Extract each line from the entries below that has the string "value" in it.

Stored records
————————

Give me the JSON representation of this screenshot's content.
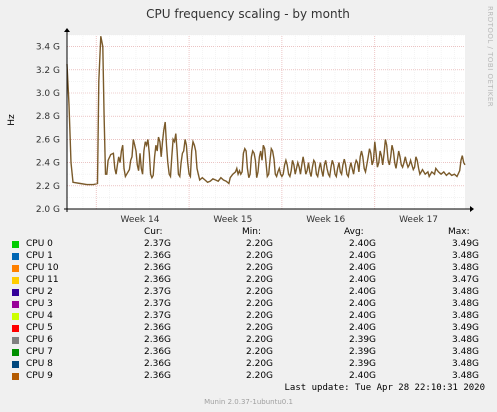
{
  "side_label": "RRDTOOL / TOBI OETIKER",
  "chart_data": {
    "type": "line",
    "title": "CPU frequency scaling - by month",
    "ylabel": "Hz",
    "xlabel": "",
    "ylim": [
      2.0,
      3.5
    ],
    "yticks": [
      {
        "value": 2.0,
        "label": "2.0 G"
      },
      {
        "value": 2.2,
        "label": "2.2 G"
      },
      {
        "value": 2.4,
        "label": "2.4 G"
      },
      {
        "value": 2.6,
        "label": "2.6 G"
      },
      {
        "value": 2.8,
        "label": "2.8 G"
      },
      {
        "value": 3.0,
        "label": "3.0 G"
      },
      {
        "value": 3.2,
        "label": "3.2 G"
      },
      {
        "value": 3.4,
        "label": "3.4 G"
      }
    ],
    "x_range_days": [
      0,
      30
    ],
    "xticks": [
      {
        "day": 5.5,
        "label": "Week 14"
      },
      {
        "day": 12.5,
        "label": "Week 15"
      },
      {
        "day": 19.5,
        "label": "Week 16"
      },
      {
        "day": 26.5,
        "label": "Week 17"
      }
    ],
    "grid": true,
    "series_color": "#7a5a2a",
    "points": [
      [
        0.0,
        3.25
      ],
      [
        0.15,
        2.9
      ],
      [
        0.3,
        2.4
      ],
      [
        0.45,
        2.23
      ],
      [
        1.0,
        2.22
      ],
      [
        1.5,
        2.21
      ],
      [
        2.0,
        2.21
      ],
      [
        2.3,
        2.22
      ],
      [
        2.4,
        3.1
      ],
      [
        2.55,
        3.49
      ],
      [
        2.7,
        3.4
      ],
      [
        2.8,
        2.8
      ],
      [
        2.9,
        2.3
      ],
      [
        3.0,
        2.3
      ],
      [
        3.1,
        2.42
      ],
      [
        3.3,
        2.47
      ],
      [
        3.5,
        2.48
      ],
      [
        3.6,
        2.35
      ],
      [
        3.7,
        2.3
      ],
      [
        3.8,
        2.38
      ],
      [
        3.9,
        2.45
      ],
      [
        4.0,
        2.4
      ],
      [
        4.1,
        2.5
      ],
      [
        4.2,
        2.55
      ],
      [
        4.3,
        2.35
      ],
      [
        4.4,
        2.28
      ],
      [
        4.5,
        2.3
      ],
      [
        4.7,
        2.34
      ],
      [
        4.8,
        2.42
      ],
      [
        4.9,
        2.45
      ],
      [
        5.0,
        2.6
      ],
      [
        5.1,
        2.55
      ],
      [
        5.2,
        2.5
      ],
      [
        5.3,
        2.38
      ],
      [
        5.4,
        2.33
      ],
      [
        5.5,
        2.48
      ],
      [
        5.6,
        2.35
      ],
      [
        5.7,
        2.3
      ],
      [
        5.8,
        2.5
      ],
      [
        5.9,
        2.58
      ],
      [
        6.0,
        2.55
      ],
      [
        6.1,
        2.6
      ],
      [
        6.2,
        2.48
      ],
      [
        6.3,
        2.3
      ],
      [
        6.4,
        2.27
      ],
      [
        6.5,
        2.29
      ],
      [
        6.6,
        2.45
      ],
      [
        6.7,
        2.55
      ],
      [
        6.8,
        2.5
      ],
      [
        6.9,
        2.62
      ],
      [
        7.0,
        2.58
      ],
      [
        7.1,
        2.45
      ],
      [
        7.2,
        2.58
      ],
      [
        7.3,
        2.68
      ],
      [
        7.4,
        2.75
      ],
      [
        7.5,
        2.55
      ],
      [
        7.6,
        2.4
      ],
      [
        7.7,
        2.3
      ],
      [
        7.8,
        2.28
      ],
      [
        7.9,
        2.45
      ],
      [
        8.0,
        2.6
      ],
      [
        8.1,
        2.58
      ],
      [
        8.2,
        2.65
      ],
      [
        8.3,
        2.5
      ],
      [
        8.4,
        2.3
      ],
      [
        8.5,
        2.28
      ],
      [
        8.6,
        2.4
      ],
      [
        8.7,
        2.48
      ],
      [
        8.8,
        2.5
      ],
      [
        8.9,
        2.6
      ],
      [
        9.0,
        2.55
      ],
      [
        9.1,
        2.4
      ],
      [
        9.2,
        2.3
      ],
      [
        9.3,
        2.28
      ],
      [
        9.4,
        2.5
      ],
      [
        9.5,
        2.58
      ],
      [
        9.6,
        2.55
      ],
      [
        9.7,
        2.5
      ],
      [
        9.8,
        2.35
      ],
      [
        9.9,
        2.3
      ],
      [
        10.0,
        2.25
      ],
      [
        10.2,
        2.27
      ],
      [
        10.4,
        2.25
      ],
      [
        10.6,
        2.23
      ],
      [
        10.8,
        2.24
      ],
      [
        11.0,
        2.26
      ],
      [
        11.2,
        2.25
      ],
      [
        11.4,
        2.24
      ],
      [
        11.6,
        2.27
      ],
      [
        11.8,
        2.25
      ],
      [
        12.0,
        2.24
      ],
      [
        12.2,
        2.22
      ],
      [
        12.3,
        2.27
      ],
      [
        12.5,
        2.3
      ],
      [
        12.7,
        2.32
      ],
      [
        12.8,
        2.35
      ],
      [
        12.9,
        2.3
      ],
      [
        13.0,
        2.33
      ],
      [
        13.1,
        2.3
      ],
      [
        13.2,
        2.32
      ],
      [
        13.3,
        2.48
      ],
      [
        13.4,
        2.52
      ],
      [
        13.5,
        2.5
      ],
      [
        13.6,
        2.35
      ],
      [
        13.7,
        2.27
      ],
      [
        13.8,
        2.3
      ],
      [
        13.9,
        2.45
      ],
      [
        14.0,
        2.5
      ],
      [
        14.1,
        2.48
      ],
      [
        14.2,
        2.42
      ],
      [
        14.3,
        2.27
      ],
      [
        14.4,
        2.32
      ],
      [
        14.5,
        2.45
      ],
      [
        14.6,
        2.5
      ],
      [
        14.7,
        2.42
      ],
      [
        14.8,
        2.55
      ],
      [
        14.9,
        2.52
      ],
      [
        15.0,
        2.4
      ],
      [
        15.1,
        2.28
      ],
      [
        15.2,
        2.3
      ],
      [
        15.3,
        2.42
      ],
      [
        15.4,
        2.52
      ],
      [
        15.5,
        2.5
      ],
      [
        15.6,
        2.43
      ],
      [
        15.7,
        2.3
      ],
      [
        15.8,
        2.28
      ],
      [
        15.9,
        2.32
      ],
      [
        16.0,
        2.35
      ],
      [
        16.1,
        2.3
      ],
      [
        16.2,
        2.28
      ],
      [
        16.3,
        2.3
      ],
      [
        16.4,
        2.38
      ],
      [
        16.5,
        2.42
      ],
      [
        16.6,
        2.38
      ],
      [
        16.7,
        2.3
      ],
      [
        16.8,
        2.28
      ],
      [
        16.9,
        2.33
      ],
      [
        17.0,
        2.42
      ],
      [
        17.1,
        2.38
      ],
      [
        17.2,
        2.3
      ],
      [
        17.3,
        2.35
      ],
      [
        17.4,
        2.4
      ],
      [
        17.5,
        2.36
      ],
      [
        17.6,
        2.3
      ],
      [
        17.7,
        2.38
      ],
      [
        17.8,
        2.45
      ],
      [
        17.9,
        2.38
      ],
      [
        18.0,
        2.3
      ],
      [
        18.1,
        2.33
      ],
      [
        18.2,
        2.4
      ],
      [
        18.3,
        2.32
      ],
      [
        18.4,
        2.28
      ],
      [
        18.5,
        2.36
      ],
      [
        18.6,
        2.42
      ],
      [
        18.7,
        2.4
      ],
      [
        18.8,
        2.3
      ],
      [
        18.9,
        2.28
      ],
      [
        19.0,
        2.35
      ],
      [
        19.1,
        2.4
      ],
      [
        19.2,
        2.33
      ],
      [
        19.3,
        2.28
      ],
      [
        19.4,
        2.38
      ],
      [
        19.5,
        2.42
      ],
      [
        19.6,
        2.35
      ],
      [
        19.7,
        2.3
      ],
      [
        19.8,
        2.28
      ],
      [
        19.9,
        2.36
      ],
      [
        20.0,
        2.42
      ],
      [
        20.1,
        2.38
      ],
      [
        20.2,
        2.3
      ],
      [
        20.3,
        2.28
      ],
      [
        20.4,
        2.35
      ],
      [
        20.5,
        2.4
      ],
      [
        20.6,
        2.32
      ],
      [
        20.7,
        2.3
      ],
      [
        20.8,
        2.38
      ],
      [
        20.9,
        2.43
      ],
      [
        21.0,
        2.38
      ],
      [
        21.1,
        2.3
      ],
      [
        21.2,
        2.28
      ],
      [
        21.3,
        2.35
      ],
      [
        21.4,
        2.4
      ],
      [
        21.5,
        2.35
      ],
      [
        21.6,
        2.3
      ],
      [
        21.7,
        2.38
      ],
      [
        21.8,
        2.42
      ],
      [
        21.9,
        2.4
      ],
      [
        22.0,
        2.32
      ],
      [
        22.1,
        2.45
      ],
      [
        22.2,
        2.5
      ],
      [
        22.3,
        2.45
      ],
      [
        22.4,
        2.35
      ],
      [
        22.5,
        2.32
      ],
      [
        22.6,
        2.38
      ],
      [
        22.7,
        2.45
      ],
      [
        22.8,
        2.52
      ],
      [
        22.9,
        2.48
      ],
      [
        23.0,
        2.38
      ],
      [
        23.1,
        2.42
      ],
      [
        23.2,
        2.58
      ],
      [
        23.3,
        2.48
      ],
      [
        23.4,
        2.36
      ],
      [
        23.5,
        2.4
      ],
      [
        23.6,
        2.5
      ],
      [
        23.7,
        2.46
      ],
      [
        23.8,
        2.38
      ],
      [
        23.9,
        2.48
      ],
      [
        24.0,
        2.6
      ],
      [
        24.1,
        2.55
      ],
      [
        24.2,
        2.42
      ],
      [
        24.3,
        2.38
      ],
      [
        24.4,
        2.45
      ],
      [
        24.5,
        2.55
      ],
      [
        24.6,
        2.5
      ],
      [
        24.7,
        2.4
      ],
      [
        24.8,
        2.35
      ],
      [
        24.9,
        2.42
      ],
      [
        25.0,
        2.5
      ],
      [
        25.1,
        2.45
      ],
      [
        25.2,
        2.38
      ],
      [
        25.3,
        2.36
      ],
      [
        25.4,
        2.4
      ],
      [
        25.5,
        2.45
      ],
      [
        25.6,
        2.4
      ],
      [
        25.7,
        2.36
      ],
      [
        25.8,
        2.38
      ],
      [
        25.9,
        2.42
      ],
      [
        26.0,
        2.38
      ],
      [
        26.1,
        2.34
      ],
      [
        26.2,
        2.36
      ],
      [
        26.3,
        2.45
      ],
      [
        26.4,
        2.42
      ],
      [
        26.5,
        2.35
      ],
      [
        26.6,
        2.3
      ],
      [
        26.8,
        2.34
      ],
      [
        27.0,
        2.3
      ],
      [
        27.2,
        2.32
      ],
      [
        27.3,
        2.28
      ],
      [
        27.5,
        2.32
      ],
      [
        27.7,
        2.3
      ],
      [
        27.8,
        2.35
      ],
      [
        28.0,
        2.32
      ],
      [
        28.2,
        2.3
      ],
      [
        28.4,
        2.32
      ],
      [
        28.6,
        2.29
      ],
      [
        28.8,
        2.31
      ],
      [
        29.0,
        2.29
      ],
      [
        29.2,
        2.3
      ],
      [
        29.4,
        2.28
      ],
      [
        29.6,
        2.33
      ],
      [
        29.7,
        2.42
      ],
      [
        29.8,
        2.46
      ],
      [
        29.9,
        2.4
      ],
      [
        30.0,
        2.38
      ]
    ]
  },
  "legend": {
    "headers": {
      "cur": "Cur:",
      "min": "Min:",
      "avg": "Avg:",
      "max": "Max:"
    },
    "rows": [
      {
        "name": "CPU 0",
        "color": "#00cc00",
        "cur": "2.37G",
        "min": "2.20G",
        "avg": "2.40G",
        "max": "3.49G"
      },
      {
        "name": "CPU 1",
        "color": "#0066b3",
        "cur": "2.36G",
        "min": "2.20G",
        "avg": "2.40G",
        "max": "3.48G"
      },
      {
        "name": "CPU 10",
        "color": "#ff8000",
        "cur": "2.36G",
        "min": "2.20G",
        "avg": "2.40G",
        "max": "3.48G"
      },
      {
        "name": "CPU 11",
        "color": "#ffcc00",
        "cur": "2.36G",
        "min": "2.20G",
        "avg": "2.40G",
        "max": "3.47G"
      },
      {
        "name": "CPU 2",
        "color": "#330099",
        "cur": "2.37G",
        "min": "2.20G",
        "avg": "2.40G",
        "max": "3.48G"
      },
      {
        "name": "CPU 3",
        "color": "#990099",
        "cur": "2.37G",
        "min": "2.20G",
        "avg": "2.40G",
        "max": "3.48G"
      },
      {
        "name": "CPU 4",
        "color": "#ccff00",
        "cur": "2.37G",
        "min": "2.20G",
        "avg": "2.40G",
        "max": "3.48G"
      },
      {
        "name": "CPU 5",
        "color": "#ff0000",
        "cur": "2.36G",
        "min": "2.20G",
        "avg": "2.40G",
        "max": "3.49G"
      },
      {
        "name": "CPU 6",
        "color": "#808080",
        "cur": "2.36G",
        "min": "2.20G",
        "avg": "2.39G",
        "max": "3.48G"
      },
      {
        "name": "CPU 7",
        "color": "#008f00",
        "cur": "2.36G",
        "min": "2.20G",
        "avg": "2.39G",
        "max": "3.48G"
      },
      {
        "name": "CPU 8",
        "color": "#00487d",
        "cur": "2.36G",
        "min": "2.20G",
        "avg": "2.39G",
        "max": "3.48G"
      },
      {
        "name": "CPU 9",
        "color": "#b35a00",
        "cur": "2.36G",
        "min": "2.20G",
        "avg": "2.40G",
        "max": "3.48G"
      }
    ]
  },
  "last_update": "Last update: Tue Apr 28 22:10:31 2020",
  "footer": "Munin 2.0.37-1ubuntu0.1"
}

————————

[Reply]:
        "value": 2.0,
        "value": 2.2,
        "value": 2.4,
        "value": 2.6,
        "value": 2.8,
        "value": 3.0,
        "value": 3.2,
        "value": 3.4,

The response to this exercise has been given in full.